▶ PROBLEM TO WORK ON: The line with "Output a JSON" marks the start; write out that line and all following lines through the end of the listing, exactly.

== == ==

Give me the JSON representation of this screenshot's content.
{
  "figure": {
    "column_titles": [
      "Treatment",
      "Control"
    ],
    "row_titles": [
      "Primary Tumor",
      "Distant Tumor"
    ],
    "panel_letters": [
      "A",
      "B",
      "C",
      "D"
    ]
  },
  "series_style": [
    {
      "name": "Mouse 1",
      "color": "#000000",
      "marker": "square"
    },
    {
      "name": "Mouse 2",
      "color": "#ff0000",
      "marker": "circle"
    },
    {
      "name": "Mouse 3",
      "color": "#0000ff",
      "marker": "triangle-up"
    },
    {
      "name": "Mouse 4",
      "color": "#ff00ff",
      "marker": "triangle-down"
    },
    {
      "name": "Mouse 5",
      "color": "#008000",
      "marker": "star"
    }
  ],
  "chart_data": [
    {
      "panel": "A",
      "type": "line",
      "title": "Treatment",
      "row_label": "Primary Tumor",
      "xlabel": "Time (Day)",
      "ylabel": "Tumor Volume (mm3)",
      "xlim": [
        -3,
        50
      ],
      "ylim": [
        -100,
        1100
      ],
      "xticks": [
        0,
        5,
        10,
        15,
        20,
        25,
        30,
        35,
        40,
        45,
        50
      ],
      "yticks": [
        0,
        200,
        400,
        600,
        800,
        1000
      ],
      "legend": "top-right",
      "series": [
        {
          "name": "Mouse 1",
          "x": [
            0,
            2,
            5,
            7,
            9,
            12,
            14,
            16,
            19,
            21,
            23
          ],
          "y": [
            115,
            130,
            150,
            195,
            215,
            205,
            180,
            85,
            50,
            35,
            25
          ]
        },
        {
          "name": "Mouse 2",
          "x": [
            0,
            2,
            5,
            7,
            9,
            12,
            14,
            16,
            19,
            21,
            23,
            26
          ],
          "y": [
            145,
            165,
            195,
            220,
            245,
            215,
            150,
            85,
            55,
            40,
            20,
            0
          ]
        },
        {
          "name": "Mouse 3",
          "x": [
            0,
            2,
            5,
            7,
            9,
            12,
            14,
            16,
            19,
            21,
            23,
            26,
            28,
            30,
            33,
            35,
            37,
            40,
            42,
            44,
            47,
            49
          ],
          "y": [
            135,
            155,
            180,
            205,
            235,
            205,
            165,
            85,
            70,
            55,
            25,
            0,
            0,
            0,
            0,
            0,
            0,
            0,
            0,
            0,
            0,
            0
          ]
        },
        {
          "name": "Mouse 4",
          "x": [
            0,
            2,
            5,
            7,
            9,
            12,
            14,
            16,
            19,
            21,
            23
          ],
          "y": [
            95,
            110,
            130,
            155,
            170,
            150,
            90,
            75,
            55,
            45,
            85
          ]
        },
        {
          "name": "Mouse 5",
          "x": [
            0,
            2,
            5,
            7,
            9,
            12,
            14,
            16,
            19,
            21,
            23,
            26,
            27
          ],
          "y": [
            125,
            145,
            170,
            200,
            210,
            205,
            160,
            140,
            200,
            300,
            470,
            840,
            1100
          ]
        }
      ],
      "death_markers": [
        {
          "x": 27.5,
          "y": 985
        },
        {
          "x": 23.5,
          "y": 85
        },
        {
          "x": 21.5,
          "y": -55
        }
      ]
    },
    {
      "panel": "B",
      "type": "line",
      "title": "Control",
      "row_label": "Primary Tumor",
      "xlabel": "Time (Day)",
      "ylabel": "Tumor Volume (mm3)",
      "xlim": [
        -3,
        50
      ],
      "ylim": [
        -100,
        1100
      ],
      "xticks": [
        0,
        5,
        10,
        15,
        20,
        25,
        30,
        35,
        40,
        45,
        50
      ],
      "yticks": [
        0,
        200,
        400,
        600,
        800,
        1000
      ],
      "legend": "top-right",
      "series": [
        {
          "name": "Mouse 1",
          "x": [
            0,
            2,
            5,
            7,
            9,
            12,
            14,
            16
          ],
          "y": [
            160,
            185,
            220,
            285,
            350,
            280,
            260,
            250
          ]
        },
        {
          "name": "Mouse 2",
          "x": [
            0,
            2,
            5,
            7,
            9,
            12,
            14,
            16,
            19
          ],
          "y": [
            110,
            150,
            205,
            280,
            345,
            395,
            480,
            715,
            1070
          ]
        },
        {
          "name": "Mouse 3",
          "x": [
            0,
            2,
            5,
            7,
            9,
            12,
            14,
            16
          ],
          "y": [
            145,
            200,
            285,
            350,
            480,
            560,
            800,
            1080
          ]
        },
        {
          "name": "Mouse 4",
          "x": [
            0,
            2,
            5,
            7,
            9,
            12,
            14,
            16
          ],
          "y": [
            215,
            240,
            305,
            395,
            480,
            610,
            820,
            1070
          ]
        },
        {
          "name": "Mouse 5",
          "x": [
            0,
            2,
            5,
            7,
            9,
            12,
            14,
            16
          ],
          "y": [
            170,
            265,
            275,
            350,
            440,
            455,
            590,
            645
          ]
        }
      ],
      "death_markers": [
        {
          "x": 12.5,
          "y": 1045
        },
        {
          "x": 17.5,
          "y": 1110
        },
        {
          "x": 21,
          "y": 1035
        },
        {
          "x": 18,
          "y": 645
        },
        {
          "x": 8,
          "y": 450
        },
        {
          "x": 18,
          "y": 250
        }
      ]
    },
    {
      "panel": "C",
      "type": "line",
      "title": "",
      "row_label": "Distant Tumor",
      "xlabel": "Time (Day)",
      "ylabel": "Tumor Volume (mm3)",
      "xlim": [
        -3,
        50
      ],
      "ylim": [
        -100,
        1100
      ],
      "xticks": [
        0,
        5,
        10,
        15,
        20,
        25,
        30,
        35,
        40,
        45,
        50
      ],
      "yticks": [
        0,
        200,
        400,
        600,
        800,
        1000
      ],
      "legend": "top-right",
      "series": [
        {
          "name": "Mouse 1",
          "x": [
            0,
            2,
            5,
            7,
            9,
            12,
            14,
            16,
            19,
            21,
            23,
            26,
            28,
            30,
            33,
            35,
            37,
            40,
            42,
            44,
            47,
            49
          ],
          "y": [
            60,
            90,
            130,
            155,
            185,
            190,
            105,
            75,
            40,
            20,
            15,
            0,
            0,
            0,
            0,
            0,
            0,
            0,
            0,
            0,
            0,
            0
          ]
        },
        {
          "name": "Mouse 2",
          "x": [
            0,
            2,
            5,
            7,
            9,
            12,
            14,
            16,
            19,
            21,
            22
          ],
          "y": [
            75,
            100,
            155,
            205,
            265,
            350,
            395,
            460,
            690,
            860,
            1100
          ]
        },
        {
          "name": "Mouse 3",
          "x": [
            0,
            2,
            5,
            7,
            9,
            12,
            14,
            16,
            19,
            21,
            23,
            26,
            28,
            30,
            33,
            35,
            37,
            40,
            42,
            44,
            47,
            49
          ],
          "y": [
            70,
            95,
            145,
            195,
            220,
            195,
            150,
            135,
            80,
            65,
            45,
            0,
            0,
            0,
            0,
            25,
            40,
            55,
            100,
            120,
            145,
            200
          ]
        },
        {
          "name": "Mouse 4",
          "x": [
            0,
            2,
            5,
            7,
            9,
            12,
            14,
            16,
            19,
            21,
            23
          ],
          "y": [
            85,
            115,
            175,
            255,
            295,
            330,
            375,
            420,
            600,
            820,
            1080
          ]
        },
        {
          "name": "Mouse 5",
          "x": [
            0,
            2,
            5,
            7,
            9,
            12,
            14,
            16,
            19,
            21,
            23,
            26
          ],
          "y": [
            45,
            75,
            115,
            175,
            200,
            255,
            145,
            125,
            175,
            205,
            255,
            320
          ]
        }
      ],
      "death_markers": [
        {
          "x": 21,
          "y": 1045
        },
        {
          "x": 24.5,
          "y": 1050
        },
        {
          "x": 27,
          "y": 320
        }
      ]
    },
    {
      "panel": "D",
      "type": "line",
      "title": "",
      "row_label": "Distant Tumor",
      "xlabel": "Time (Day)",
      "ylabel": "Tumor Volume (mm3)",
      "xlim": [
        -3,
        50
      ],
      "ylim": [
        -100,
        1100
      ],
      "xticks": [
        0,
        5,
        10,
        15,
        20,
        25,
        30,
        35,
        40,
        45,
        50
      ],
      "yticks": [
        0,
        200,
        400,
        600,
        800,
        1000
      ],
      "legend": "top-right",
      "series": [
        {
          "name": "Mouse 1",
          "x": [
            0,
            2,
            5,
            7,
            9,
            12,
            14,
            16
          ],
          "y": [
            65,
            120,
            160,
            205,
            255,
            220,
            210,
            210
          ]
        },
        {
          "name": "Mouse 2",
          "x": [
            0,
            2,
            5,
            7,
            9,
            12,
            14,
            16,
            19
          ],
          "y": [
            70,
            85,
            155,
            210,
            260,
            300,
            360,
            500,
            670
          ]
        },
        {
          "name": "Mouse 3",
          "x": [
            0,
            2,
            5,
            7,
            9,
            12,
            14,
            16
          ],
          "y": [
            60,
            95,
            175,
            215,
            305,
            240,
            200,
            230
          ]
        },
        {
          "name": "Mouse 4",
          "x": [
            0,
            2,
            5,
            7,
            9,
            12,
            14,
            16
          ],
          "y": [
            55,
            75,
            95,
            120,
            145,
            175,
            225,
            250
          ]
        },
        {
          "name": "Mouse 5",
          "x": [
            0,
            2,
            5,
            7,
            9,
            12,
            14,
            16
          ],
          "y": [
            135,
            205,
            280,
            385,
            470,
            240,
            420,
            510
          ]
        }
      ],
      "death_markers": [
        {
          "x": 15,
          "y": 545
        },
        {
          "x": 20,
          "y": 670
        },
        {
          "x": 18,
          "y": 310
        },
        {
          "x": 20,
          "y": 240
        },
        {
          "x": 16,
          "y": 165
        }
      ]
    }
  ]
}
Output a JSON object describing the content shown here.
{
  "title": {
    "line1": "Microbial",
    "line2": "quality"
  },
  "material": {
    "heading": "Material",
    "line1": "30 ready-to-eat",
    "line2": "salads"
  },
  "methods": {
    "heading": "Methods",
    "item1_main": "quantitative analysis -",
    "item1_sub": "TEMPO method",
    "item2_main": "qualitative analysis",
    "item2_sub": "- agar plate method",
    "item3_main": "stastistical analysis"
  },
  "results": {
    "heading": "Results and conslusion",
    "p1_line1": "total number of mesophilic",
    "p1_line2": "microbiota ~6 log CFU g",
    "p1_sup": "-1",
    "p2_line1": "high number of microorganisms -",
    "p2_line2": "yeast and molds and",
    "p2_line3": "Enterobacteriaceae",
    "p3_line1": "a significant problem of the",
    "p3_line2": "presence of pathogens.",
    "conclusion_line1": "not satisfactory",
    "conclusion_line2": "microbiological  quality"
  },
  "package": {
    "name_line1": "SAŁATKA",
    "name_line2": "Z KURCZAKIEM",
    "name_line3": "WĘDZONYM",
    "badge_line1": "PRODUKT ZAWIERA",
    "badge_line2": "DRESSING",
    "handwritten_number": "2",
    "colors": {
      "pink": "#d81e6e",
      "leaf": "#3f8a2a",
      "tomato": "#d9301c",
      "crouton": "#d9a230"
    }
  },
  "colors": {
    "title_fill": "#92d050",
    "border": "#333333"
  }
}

== == ==

▶ SOLUTION TO THIS EXERCISE:
Output a JSON object describing the content shown here.
{
  "title": {
    "line1": "Microbial",
    "line2": "quality"
  },
  "material": {
    "heading": "Material",
    "line1": "30 ready-to-eat",
    "line2": "salads"
  },
  "methods": {
    "heading": "Methods",
    "item1_main": "quantitative analysis -",
    "item1_sub": "TEMPO method",
    "item2_main": "qualitative analysis",
    "item2_sub": "- agar plate method",
    "item3_main": "stastistical analysis"
  },
  "results": {
    "heading": "Results and conslusion",
    "p1_line1": "total number of mesophilic",
    "p1_line2": "microbiota ~6 log CFU g",
    "p1_sup": "-1",
    "p2_line1": "high number of microorganisms -",
    "p2_line2": "yeast and molds and",
    "p2_line3": "Enterobacteriaceae",
    "p3_line1": "a significant problem of the",
    "p3_line2": "presence of pathogens.",
    "conclusion_line1": "not satisfactory",
    "conclusion_line2": "microbiological  quality"
  },
  "package": {
    "name_line1": "SAŁATKA",
    "name_line2": "Z KURCZAKIEM",
    "name_line3": "WĘDZONYM",
    "badge_line1": "PRODUKT ZAWIERA",
    "badge_line2": "DRESSING",
    "handwritten_number": "2",
    "colors": {
      "pink": "#d81e6e",
      "leaf": "#3f8a2a",
      "tomato": "#d9301c",
      "crouton": "#d9a230"
    }
  },
  "colors": {
    "title_fill": "#92d050",
    "border": "#333333"
  }
}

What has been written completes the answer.